Exercise goal:
Pictures stay out of the copy; set down each line of the listing below exactly.

▼▼▼

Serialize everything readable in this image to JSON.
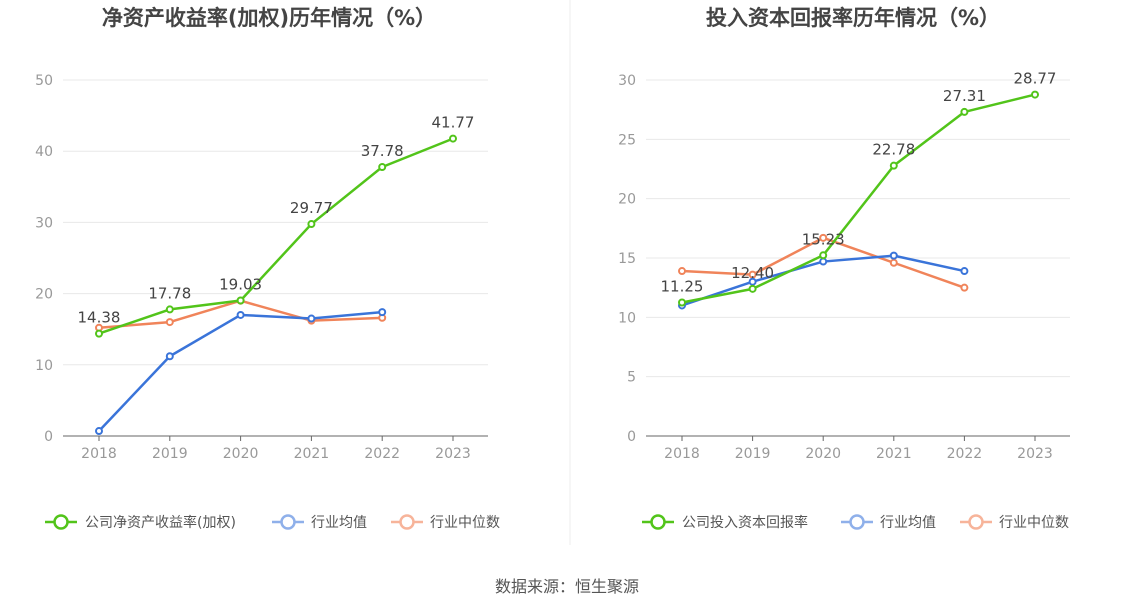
{
  "source": "数据来源：恒生聚源",
  "chart_data": [
    {
      "type": "line",
      "title": "净资产收益率(加权)历年情况（%）",
      "categories": [
        "2018",
        "2019",
        "2020",
        "2021",
        "2022",
        "2023"
      ],
      "ylim": [
        0,
        50
      ],
      "yticks": [
        "0",
        "10",
        "20",
        "30",
        "40",
        "50"
      ],
      "grid": true,
      "legend_position": "bottom",
      "series": [
        {
          "name": "公司净资产收益率(加权)",
          "color": "#52c41a",
          "values": [
            14.38,
            17.78,
            19.03,
            29.77,
            37.78,
            41.77
          ],
          "labels": [
            "14.38",
            "17.78",
            "19.03",
            "29.77",
            "37.78",
            "41.77"
          ]
        },
        {
          "name": "行业均值",
          "color": "#3a74d9",
          "values": [
            0.7,
            11.2,
            17.0,
            16.5,
            17.4,
            null
          ]
        },
        {
          "name": "行业中位数",
          "color": "#f0845a",
          "values": [
            15.2,
            16.0,
            19.0,
            16.2,
            16.6,
            null
          ]
        }
      ]
    },
    {
      "type": "line",
      "title": "投入资本回报率历年情况（%）",
      "categories": [
        "2018",
        "2019",
        "2020",
        "2021",
        "2022",
        "2023"
      ],
      "ylim": [
        0,
        30
      ],
      "yticks": [
        "0",
        "5",
        "10",
        "15",
        "20",
        "25",
        "30"
      ],
      "grid": true,
      "legend_position": "bottom",
      "series": [
        {
          "name": "公司投入资本回报率",
          "color": "#52c41a",
          "values": [
            11.25,
            12.4,
            15.23,
            22.78,
            27.31,
            28.77
          ],
          "labels": [
            "11.25",
            "12.40",
            "15.23",
            "22.78",
            "27.31",
            "28.77"
          ]
        },
        {
          "name": "行业均值",
          "color": "#3a74d9",
          "values": [
            11.0,
            13.0,
            14.7,
            15.2,
            13.9,
            null
          ]
        },
        {
          "name": "行业中位数",
          "color": "#f0845a",
          "values": [
            13.9,
            13.6,
            16.7,
            14.6,
            12.5,
            null
          ]
        }
      ]
    }
  ]
}
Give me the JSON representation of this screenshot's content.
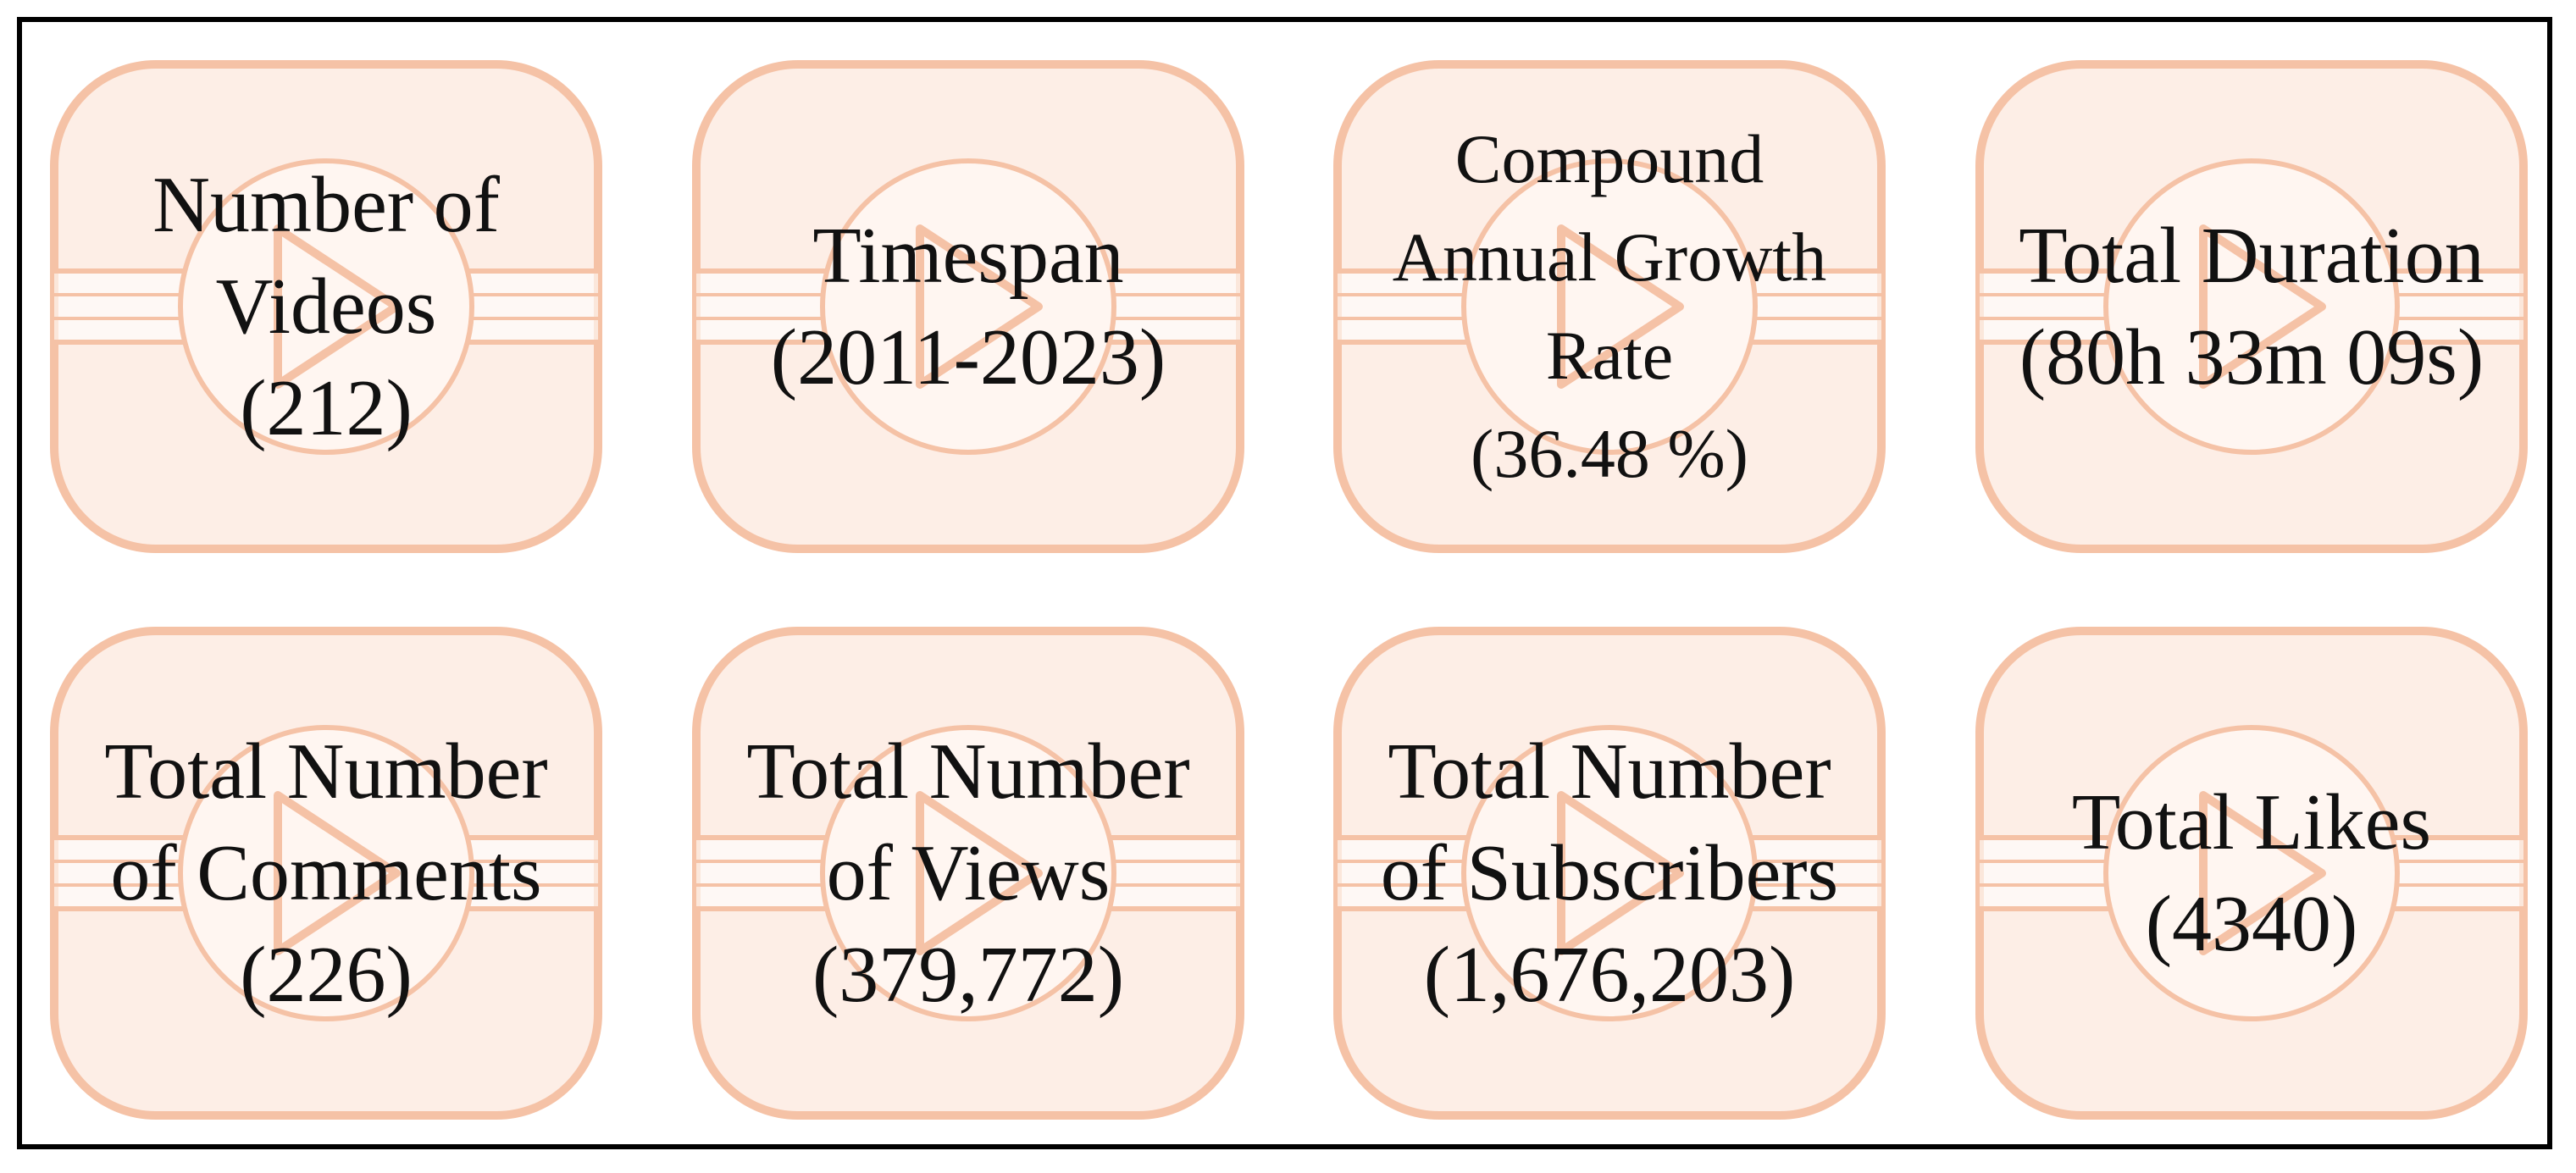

▲▲▲

Task result:
Serialize everything readable in this image to JSON.
{
  "source": "数据来源：恒生聚源",
  "chart_data": [
    {
      "type": "line",
      "title": "净资产收益率(加权)历年情况（%）",
      "categories": [
        "2018",
        "2019",
        "2020",
        "2021",
        "2022",
        "2023"
      ],
      "ylim": [
        0,
        50
      ],
      "yticks": [
        "0",
        "10",
        "20",
        "30",
        "40",
        "50"
      ],
      "grid": true,
      "legend_position": "bottom",
      "series": [
        {
          "name": "公司净资产收益率(加权)",
          "color": "#52c41a",
          "values": [
            14.38,
            17.78,
            19.03,
            29.77,
            37.78,
            41.77
          ],
          "labels": [
            "14.38",
            "17.78",
            "19.03",
            "29.77",
            "37.78",
            "41.77"
          ]
        },
        {
          "name": "行业均值",
          "color": "#3a74d9",
          "values": [
            0.7,
            11.2,
            17.0,
            16.5,
            17.4,
            null
          ]
        },
        {
          "name": "行业中位数",
          "color": "#f0845a",
          "values": [
            15.2,
            16.0,
            19.0,
            16.2,
            16.6,
            null
          ]
        }
      ]
    },
    {
      "type": "line",
      "title": "投入资本回报率历年情况（%）",
      "categories": [
        "2018",
        "2019",
        "2020",
        "2021",
        "2022",
        "2023"
      ],
      "ylim": [
        0,
        30
      ],
      "yticks": [
        "0",
        "5",
        "10",
        "15",
        "20",
        "25",
        "30"
      ],
      "grid": true,
      "legend_position": "bottom",
      "series": [
        {
          "name": "公司投入资本回报率",
          "color": "#52c41a",
          "values": [
            11.25,
            12.4,
            15.23,
            22.78,
            27.31,
            28.77
          ],
          "labels": [
            "11.25",
            "12.40",
            "15.23",
            "22.78",
            "27.31",
            "28.77"
          ]
        },
        {
          "name": "行业均值",
          "color": "#3a74d9",
          "values": [
            11.0,
            13.0,
            14.7,
            15.2,
            13.9,
            null
          ]
        },
        {
          "name": "行业中位数",
          "color": "#f0845a",
          "values": [
            13.9,
            13.6,
            16.7,
            14.6,
            12.5,
            null
          ]
        }
      ]
    }
  ]
}
Give me the JSON representation of this screenshot's content.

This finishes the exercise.